▶ **DOCUMENT SECTION**
-- Start --

Photo by Pat Loika via Flickr Creative Commons

The 2014 edition of San Diego Comic-Con, the mecca for hundreds of thousands of pop culture fans every year, starts Wednesday night and runs through Sunday. Here's a look at this year's highlights.

DC vs. Marvel: Film

Marvel has proven itself to be a dominant force in film, with their in-house studio producing the biggest film of all time with "The Avengers" — but now they're moving into dicier territory. Sure, they'll have the Avengers sequel "Age of Ultron" out next year, which seems like a safe bet, but they've also got "Guardians of the Galaxy" hitting in August featuring characters fans have a lot less familiarity with.

Marvel also let it be known that they have movies set for 2017-2019, so announcements about those are likely forthcoming at this year's Comic-Con. Meanwhile, DC is jumping into the water of a multi-movie continuity, using "Man of Steel" sequel "Batman v Superman" as a prequel for a Justice League movie. Fans have been buzzing that they may follow in Marvel's footsteps when they brought the whole Avengers cast on stage and bring out the Justice League cast, including team members yet to be announced.

DC vs. Marvel: Television

DC seems to have a bit of an advantage in television, with sustained success in live-action TV for years while Marvel's big splash, "Agents of S.H.I.E.L.D.," initially proved less successful with fans. It has a significantly larger audience, but faces higher expectations being on a larger network.

This fall, DC is spreading out with Batman TV series "Gotham" on Fox, horror show "Constantine" on NBC and another CW show, "The Flash," joining "Arrow." Marvel's adding "Agent Carter" midseason, a period piece, and is beating DC to another venue: Online. They're doing a series of Netflix shows, starting with "Daredevil," with hopes that they can achieve the same kind of cult fandom that "Arrow" and its social media-friendly star Stephen Amell has achieved.

It's unlikely that all these shows (plus DC show "iZombie" at midseason) will stick, so the studios will be trying to get buzz building at Comic-Con to keep these shows on the air. Several of these shows will be making their public debuts at Comic-Con, so watch Twitter for some instant reactions to this fall's pilots.

Diversity in comics

Marvel made a multimedia splash recently, announcing a new female Thor and an African-American Captain America on "The View" and "The Colbert Report." Other than giving Comic-Con cosplayers some new costumes they needed to put together on a quick turnaround, it's an effort by Marvel to reach new audiences.

-- End --

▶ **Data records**

-- Start --

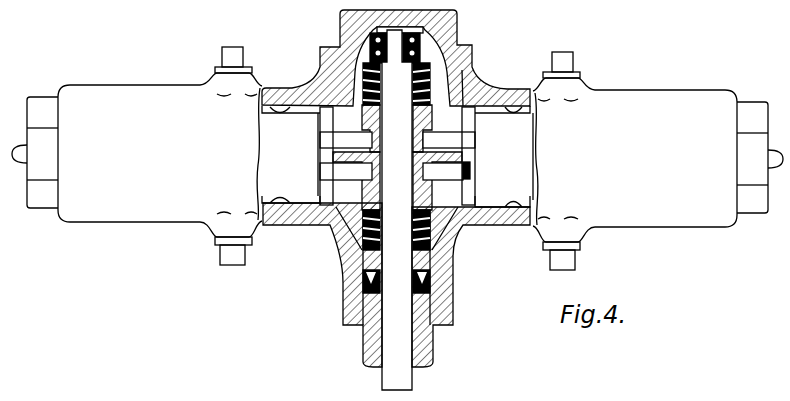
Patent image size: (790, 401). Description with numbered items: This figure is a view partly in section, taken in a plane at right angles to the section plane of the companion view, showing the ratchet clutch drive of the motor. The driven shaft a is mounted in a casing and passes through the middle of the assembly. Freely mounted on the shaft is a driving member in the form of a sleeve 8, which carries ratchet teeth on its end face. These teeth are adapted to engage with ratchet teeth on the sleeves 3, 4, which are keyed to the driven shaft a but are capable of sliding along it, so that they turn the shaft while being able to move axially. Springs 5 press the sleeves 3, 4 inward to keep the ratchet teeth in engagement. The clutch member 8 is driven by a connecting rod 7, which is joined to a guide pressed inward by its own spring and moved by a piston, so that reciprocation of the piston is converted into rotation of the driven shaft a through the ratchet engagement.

The sleeve 3 is at (458, 44).
The connecting rod 7 is at (433, 118).
The sleeve 8 is at (433, 196).
The sleeve 4 is at (429, 240).
The spring 5 is at (448, 238).
The driven shaft a is at (384, 372).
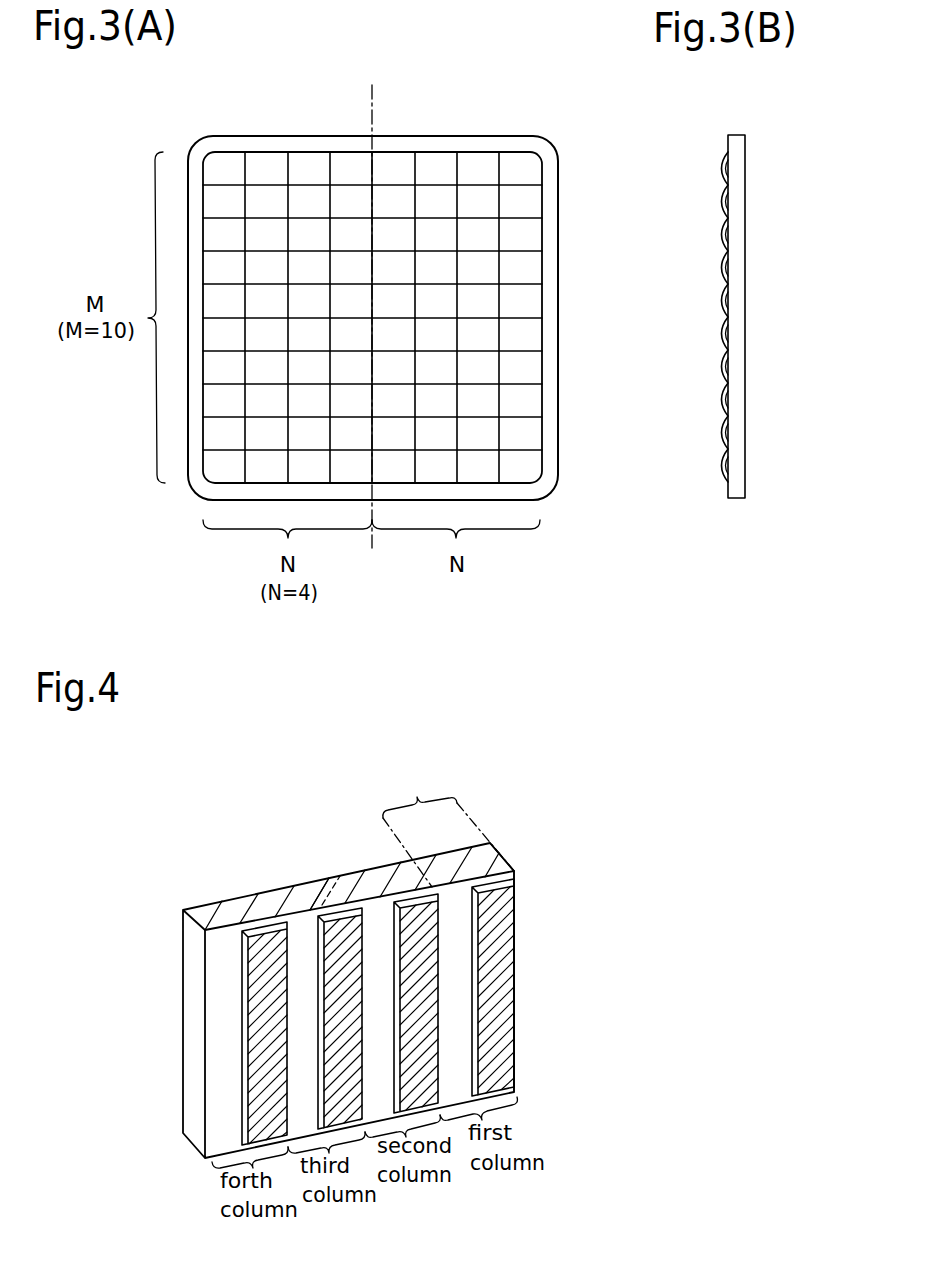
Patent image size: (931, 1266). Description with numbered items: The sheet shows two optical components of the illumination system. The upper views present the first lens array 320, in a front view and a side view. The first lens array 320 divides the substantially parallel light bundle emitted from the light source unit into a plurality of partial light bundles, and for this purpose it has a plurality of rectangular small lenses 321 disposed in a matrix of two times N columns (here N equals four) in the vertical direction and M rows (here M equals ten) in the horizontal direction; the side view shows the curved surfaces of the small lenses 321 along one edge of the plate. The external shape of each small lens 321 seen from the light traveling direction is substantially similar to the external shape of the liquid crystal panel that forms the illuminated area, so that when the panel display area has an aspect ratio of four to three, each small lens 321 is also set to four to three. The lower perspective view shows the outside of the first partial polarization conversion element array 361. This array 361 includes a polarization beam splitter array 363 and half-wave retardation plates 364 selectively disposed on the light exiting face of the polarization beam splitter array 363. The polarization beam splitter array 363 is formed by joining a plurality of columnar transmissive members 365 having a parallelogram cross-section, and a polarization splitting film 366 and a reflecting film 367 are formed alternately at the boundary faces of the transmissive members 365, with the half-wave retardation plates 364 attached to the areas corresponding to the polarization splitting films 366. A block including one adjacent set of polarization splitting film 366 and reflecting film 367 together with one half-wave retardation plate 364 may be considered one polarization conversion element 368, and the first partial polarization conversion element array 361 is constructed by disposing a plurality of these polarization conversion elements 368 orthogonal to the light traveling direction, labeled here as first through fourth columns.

In FIG. 3A, the first lens array 320 is at (534, 92).
In FIG. 3A, the small lens 321 is at (528, 465).
In FIG. 3B, the small lens 321 is at (725, 438).
In FIG. 4, the first partial polarization conversion element array 361 is at (397, 936).
In FIG. 4, the polarization beam splitter array 363 is at (524, 857).
In FIG. 4, the λ/2 retardation plate 364 is at (515, 1055).
In FIG. 4, the transmissive member 365 is at (310, 892).
In FIG. 4, the polarization splitting film 366 is at (322, 905).
In FIG. 4, the reflecting film 367 is at (280, 893).
In FIG. 4, the polarization conversion element 368 is at (448, 830).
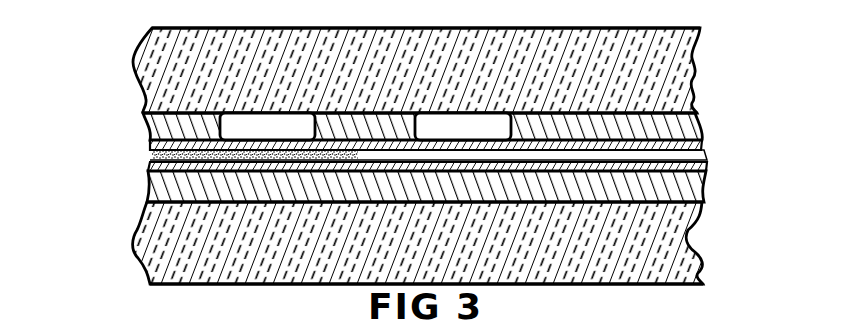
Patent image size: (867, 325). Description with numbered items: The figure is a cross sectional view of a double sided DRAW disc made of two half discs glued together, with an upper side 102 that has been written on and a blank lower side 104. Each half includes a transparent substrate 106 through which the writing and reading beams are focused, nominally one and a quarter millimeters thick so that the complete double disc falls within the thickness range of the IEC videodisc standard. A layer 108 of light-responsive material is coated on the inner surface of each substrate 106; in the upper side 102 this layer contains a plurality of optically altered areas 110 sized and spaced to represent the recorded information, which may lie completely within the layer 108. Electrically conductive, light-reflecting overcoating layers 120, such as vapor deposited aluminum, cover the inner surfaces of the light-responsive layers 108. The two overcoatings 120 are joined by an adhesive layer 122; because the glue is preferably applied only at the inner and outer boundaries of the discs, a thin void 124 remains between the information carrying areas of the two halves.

The upper side 102 is at (122, 73).
The lower side 104 is at (122, 250).
The transparent substrate 106 is at (694, 57).
The light-responsive layer 108 is at (680, 126).
The optically altered areas 110 is at (365, 126).
The reflective overcoating layer 120 is at (702, 147).
The adhesive layer 122 is at (150, 157).
The void 124 is at (703, 155).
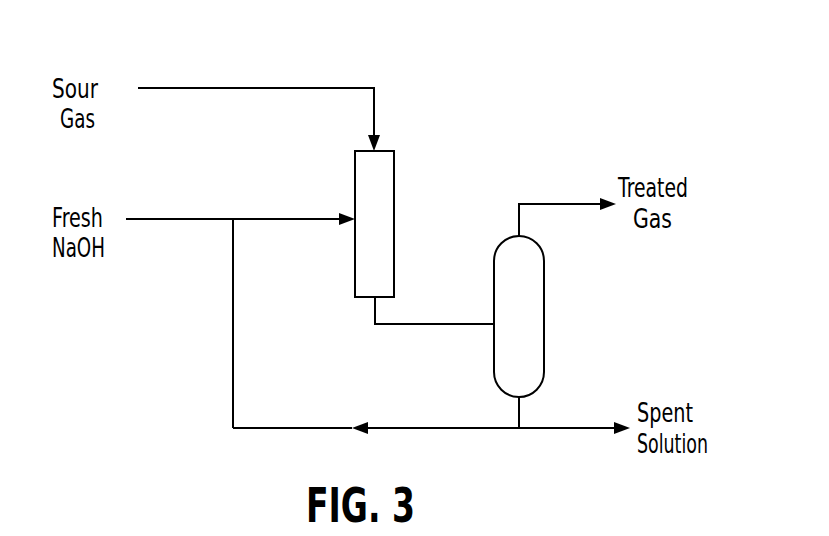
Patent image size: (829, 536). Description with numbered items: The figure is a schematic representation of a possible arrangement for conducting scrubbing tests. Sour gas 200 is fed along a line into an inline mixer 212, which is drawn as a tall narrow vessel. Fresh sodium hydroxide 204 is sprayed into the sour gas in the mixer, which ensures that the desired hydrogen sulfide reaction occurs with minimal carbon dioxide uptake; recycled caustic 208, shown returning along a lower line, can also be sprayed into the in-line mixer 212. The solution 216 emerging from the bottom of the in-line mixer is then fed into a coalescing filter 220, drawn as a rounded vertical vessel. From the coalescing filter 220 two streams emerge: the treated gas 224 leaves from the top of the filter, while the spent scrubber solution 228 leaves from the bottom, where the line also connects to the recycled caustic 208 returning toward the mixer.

The sour gas 200 is at (284, 88).
The fresh sodium hydroxide 204 is at (176, 219).
The recycled caustic 208 is at (333, 428).
The inline mixer 212 is at (394, 170).
The solution 216 is at (447, 324).
The coalescing filter 220 is at (544, 310).
The treated gas 224 is at (558, 204).
The spent scrubber solution 228 is at (570, 428).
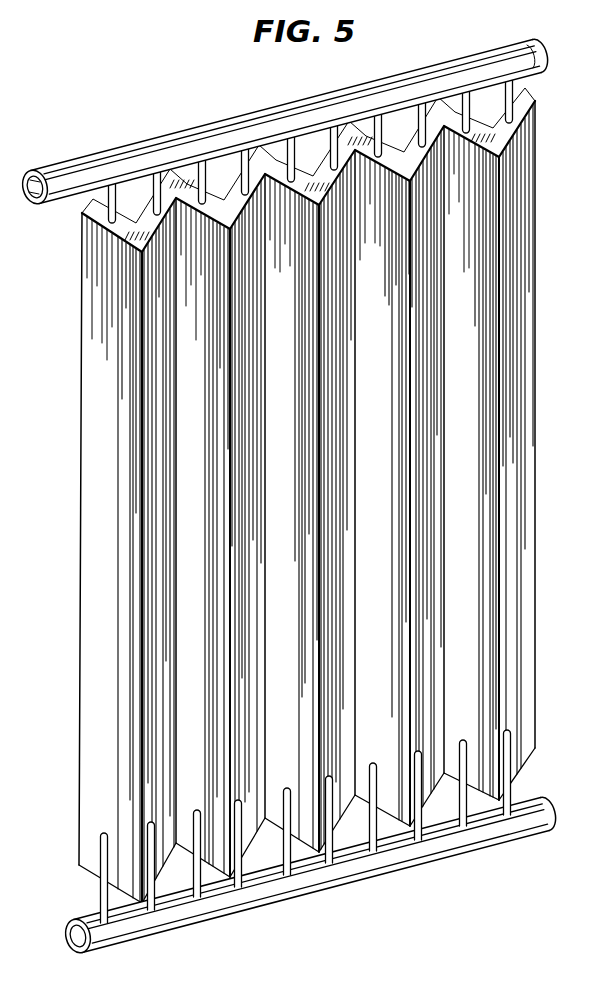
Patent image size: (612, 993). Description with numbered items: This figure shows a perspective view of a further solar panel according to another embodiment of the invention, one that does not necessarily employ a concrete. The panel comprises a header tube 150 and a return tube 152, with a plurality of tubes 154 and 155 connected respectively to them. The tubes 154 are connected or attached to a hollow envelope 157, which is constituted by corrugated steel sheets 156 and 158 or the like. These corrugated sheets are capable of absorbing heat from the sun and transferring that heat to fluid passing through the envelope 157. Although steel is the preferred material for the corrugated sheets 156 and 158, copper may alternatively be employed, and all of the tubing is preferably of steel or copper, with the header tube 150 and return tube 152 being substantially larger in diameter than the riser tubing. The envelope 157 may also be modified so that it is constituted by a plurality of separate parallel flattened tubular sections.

-- End --

▶ **EXERCISE SET**
[a] Rewrite the Comic-Con preview from "This fall, DC" up to and including "this fall's pilots.", renaming "Netflix" to "Hulu" throughout.
[b] Answer these questions about the Comic-Con preview:
(i) On what night does the 2014 San Diego Comic-Con start, and on what day does it end?
(ii) On which network is the Batman series "Gotham" airing?
(iii) On which two shows did Marvel announce a new female Thor and an African-American Captain America?

▶ **EXERCISE ANSWERS**
[a]
This fall, DC is spreading out with Batman TV series "Gotham" on Fox, horror show "Constantine" on NBC and another CW show, "The Flash," joining "Arrow." Marvel's adding "Agent Carter" midseason, a period piece, and is beating DC to another venue: Online. They're doing a series of Hulu shows, starting with "Daredevil," with hopes that they can achieve the same kind of cult fandom that "Arrow" and its social media-friendly star Stephen Amell has achieved.

It's unlikely that all these shows (plus DC show "iZombie" at midseason) will stick, so the studios will be trying to get buzz building at Comic-Con to keep these shows on the air. Several of these shows will be making their public debuts at Comic-Con, so watch Twitter for some instant reactions to this fall's pilots.

[b]
(i) It starts Wednesday night and runs through Sunday.
(ii) Fox.
(iii) "The View" and "The Colbert Report."